Dataset records
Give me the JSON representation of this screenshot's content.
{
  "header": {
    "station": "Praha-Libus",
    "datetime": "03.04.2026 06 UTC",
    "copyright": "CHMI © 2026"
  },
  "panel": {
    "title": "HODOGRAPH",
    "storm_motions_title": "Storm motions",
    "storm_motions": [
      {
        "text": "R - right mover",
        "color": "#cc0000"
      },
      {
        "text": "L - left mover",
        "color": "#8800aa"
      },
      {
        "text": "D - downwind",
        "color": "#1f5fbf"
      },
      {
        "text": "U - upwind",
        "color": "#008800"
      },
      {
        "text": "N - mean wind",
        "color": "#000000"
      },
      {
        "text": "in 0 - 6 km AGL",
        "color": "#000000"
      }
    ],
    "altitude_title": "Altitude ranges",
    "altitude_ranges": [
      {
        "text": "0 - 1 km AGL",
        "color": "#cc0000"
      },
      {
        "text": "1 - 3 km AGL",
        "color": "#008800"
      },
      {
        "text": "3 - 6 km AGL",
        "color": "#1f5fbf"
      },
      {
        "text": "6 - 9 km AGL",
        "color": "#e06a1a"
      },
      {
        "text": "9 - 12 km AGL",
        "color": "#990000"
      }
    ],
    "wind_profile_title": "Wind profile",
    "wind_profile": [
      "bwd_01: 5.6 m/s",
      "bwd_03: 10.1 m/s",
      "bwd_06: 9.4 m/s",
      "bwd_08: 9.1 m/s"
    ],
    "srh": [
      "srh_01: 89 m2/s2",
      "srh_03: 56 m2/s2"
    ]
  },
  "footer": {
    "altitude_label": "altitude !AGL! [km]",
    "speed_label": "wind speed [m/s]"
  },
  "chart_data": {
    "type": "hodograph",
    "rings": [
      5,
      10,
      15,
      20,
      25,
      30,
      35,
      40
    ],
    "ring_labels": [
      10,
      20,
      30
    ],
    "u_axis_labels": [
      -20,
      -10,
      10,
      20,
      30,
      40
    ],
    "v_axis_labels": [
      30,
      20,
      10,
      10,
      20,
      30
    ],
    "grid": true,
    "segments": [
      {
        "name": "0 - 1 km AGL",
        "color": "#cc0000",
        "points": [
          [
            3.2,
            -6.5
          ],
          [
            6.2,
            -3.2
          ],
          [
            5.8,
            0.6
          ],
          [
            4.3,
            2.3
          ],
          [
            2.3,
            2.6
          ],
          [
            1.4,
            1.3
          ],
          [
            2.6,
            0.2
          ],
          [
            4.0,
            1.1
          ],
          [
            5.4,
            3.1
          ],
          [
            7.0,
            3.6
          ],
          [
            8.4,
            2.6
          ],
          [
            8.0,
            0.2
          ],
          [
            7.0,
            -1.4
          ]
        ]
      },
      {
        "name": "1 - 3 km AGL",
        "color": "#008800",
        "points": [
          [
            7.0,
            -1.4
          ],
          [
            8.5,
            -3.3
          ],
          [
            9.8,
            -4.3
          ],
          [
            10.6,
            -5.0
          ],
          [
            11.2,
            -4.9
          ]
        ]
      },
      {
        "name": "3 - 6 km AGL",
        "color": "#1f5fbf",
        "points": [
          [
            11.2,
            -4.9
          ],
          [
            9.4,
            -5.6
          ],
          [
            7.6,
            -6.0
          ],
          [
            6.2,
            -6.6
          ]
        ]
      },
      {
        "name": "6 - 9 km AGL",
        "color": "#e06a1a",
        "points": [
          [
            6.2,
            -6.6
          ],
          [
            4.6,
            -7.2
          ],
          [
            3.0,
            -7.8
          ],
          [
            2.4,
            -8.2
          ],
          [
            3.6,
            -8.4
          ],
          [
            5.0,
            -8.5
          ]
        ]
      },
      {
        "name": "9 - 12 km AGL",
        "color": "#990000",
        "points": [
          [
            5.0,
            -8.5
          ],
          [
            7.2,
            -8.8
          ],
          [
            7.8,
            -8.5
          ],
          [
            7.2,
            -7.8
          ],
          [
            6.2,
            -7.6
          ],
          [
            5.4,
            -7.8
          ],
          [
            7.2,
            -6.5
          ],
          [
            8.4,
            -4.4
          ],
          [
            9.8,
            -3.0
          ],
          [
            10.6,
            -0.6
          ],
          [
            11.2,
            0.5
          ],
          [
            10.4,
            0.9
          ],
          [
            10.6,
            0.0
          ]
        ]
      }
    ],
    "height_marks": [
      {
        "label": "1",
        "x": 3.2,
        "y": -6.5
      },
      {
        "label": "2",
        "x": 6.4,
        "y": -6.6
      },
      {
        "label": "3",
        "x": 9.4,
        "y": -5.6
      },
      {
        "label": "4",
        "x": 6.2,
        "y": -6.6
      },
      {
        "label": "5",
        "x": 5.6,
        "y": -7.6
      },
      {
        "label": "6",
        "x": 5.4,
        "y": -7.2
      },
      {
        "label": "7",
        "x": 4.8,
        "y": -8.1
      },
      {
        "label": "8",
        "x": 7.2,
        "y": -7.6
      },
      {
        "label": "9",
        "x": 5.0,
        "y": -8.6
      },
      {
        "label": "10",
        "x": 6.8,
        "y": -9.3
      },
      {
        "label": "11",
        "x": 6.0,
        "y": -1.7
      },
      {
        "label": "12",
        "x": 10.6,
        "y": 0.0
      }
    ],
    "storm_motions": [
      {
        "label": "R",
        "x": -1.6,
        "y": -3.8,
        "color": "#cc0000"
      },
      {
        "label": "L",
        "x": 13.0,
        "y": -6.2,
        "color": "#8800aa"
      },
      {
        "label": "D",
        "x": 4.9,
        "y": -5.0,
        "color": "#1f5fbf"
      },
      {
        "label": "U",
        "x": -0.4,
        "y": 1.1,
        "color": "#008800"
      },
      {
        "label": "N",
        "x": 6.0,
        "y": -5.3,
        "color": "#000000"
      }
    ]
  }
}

> _PROMPT_
Where a line contains the string "text", extract that line.

> _FINISHED TASK_
        "text": "R - right mover",
        "text": "L - left mover",
        "text": "D - downwind",
        "text": "U - upwind",
        "text": "N - mean wind",
        "text": "in 0 - 6 km AGL",
        "text": "0 - 1 km AGL",
        "text": "1 - 3 km AGL",
        "text": "3 - 6 km AGL",
        "text": "6 - 9 km AGL",
        "text": "9 - 12 km AGL",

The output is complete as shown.